DATA ROWS
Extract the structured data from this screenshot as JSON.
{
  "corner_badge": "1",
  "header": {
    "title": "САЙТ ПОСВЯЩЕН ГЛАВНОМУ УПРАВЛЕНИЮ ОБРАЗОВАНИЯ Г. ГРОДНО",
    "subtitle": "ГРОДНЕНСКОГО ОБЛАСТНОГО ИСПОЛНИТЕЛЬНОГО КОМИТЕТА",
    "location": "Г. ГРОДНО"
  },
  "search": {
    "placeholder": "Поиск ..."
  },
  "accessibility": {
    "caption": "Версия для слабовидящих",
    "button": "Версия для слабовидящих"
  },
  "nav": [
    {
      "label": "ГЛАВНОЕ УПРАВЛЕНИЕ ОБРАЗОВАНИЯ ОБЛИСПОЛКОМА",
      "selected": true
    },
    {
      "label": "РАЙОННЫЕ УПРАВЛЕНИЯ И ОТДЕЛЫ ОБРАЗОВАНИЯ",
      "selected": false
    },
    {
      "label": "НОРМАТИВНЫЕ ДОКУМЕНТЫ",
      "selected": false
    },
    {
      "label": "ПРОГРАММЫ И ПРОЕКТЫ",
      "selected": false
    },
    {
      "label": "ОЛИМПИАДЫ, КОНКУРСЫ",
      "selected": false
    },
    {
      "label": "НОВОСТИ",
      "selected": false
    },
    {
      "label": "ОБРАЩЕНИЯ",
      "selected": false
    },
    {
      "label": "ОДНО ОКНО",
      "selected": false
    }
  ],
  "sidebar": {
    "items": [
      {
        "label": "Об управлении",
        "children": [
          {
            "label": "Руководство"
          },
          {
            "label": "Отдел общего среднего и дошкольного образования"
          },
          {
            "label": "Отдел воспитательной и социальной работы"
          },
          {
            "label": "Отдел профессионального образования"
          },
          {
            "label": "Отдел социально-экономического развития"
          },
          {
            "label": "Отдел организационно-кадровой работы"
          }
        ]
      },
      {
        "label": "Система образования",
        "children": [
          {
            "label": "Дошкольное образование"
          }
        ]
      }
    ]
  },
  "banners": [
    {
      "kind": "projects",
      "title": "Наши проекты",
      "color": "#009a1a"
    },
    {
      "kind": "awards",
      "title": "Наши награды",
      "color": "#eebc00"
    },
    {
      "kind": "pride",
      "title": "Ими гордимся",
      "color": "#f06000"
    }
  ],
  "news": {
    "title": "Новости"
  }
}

WRITTEN PROBLEM
Repeat the records above exactly, from the first line to the last.

RESPONSE TO THIS TASK
Extract the structured data from this screenshot as JSON.
{
  "corner_badge": "1",
  "header": {
    "title": "САЙТ ПОСВЯЩЕН ГЛАВНОМУ УПРАВЛЕНИЮ ОБРАЗОВАНИЯ Г. ГРОДНО",
    "subtitle": "ГРОДНЕНСКОГО ОБЛАСТНОГО ИСПОЛНИТЕЛЬНОГО КОМИТЕТА",
    "location": "Г. ГРОДНО"
  },
  "search": {
    "placeholder": "Поиск ..."
  },
  "accessibility": {
    "caption": "Версия для слабовидящих",
    "button": "Версия для слабовидящих"
  },
  "nav": [
    {
      "label": "ГЛАВНОЕ УПРАВЛЕНИЕ ОБРАЗОВАНИЯ ОБЛИСПОЛКОМА",
      "selected": true
    },
    {
      "label": "РАЙОННЫЕ УПРАВЛЕНИЯ И ОТДЕЛЫ ОБРАЗОВАНИЯ",
      "selected": false
    },
    {
      "label": "НОРМАТИВНЫЕ ДОКУМЕНТЫ",
      "selected": false
    },
    {
      "label": "ПРОГРАММЫ И ПРОЕКТЫ",
      "selected": false
    },
    {
      "label": "ОЛИМПИАДЫ, КОНКУРСЫ",
      "selected": false
    },
    {
      "label": "НОВОСТИ",
      "selected": false
    },
    {
      "label": "ОБРАЩЕНИЯ",
      "selected": false
    },
    {
      "label": "ОДНО ОКНО",
      "selected": false
    }
  ],
  "sidebar": {
    "items": [
      {
        "label": "Об управлении",
        "children": [
          {
            "label": "Руководство"
          },
          {
            "label": "Отдел общего среднего и дошкольного образования"
          },
          {
            "label": "Отдел воспитательной и социальной работы"
          },
          {
            "label": "Отдел профессионального образования"
          },
          {
            "label": "Отдел социально-экономического развития"
          },
          {
            "label": "Отдел организационно-кадровой работы"
          }
        ]
      },
      {
        "label": "Система образования",
        "children": [
          {
            "label": "Дошкольное образование"
          }
        ]
      }
    ]
  },
  "banners": [
    {
      "kind": "projects",
      "title": "Наши проекты",
      "color": "#009a1a"
    },
    {
      "kind": "awards",
      "title": "Наши награды",
      "color": "#eebc00"
    },
    {
      "kind": "pride",
      "title": "Ими гордимся",
      "color": "#f06000"
    }
  ],
  "news": {
    "title": "Новости"
  }
}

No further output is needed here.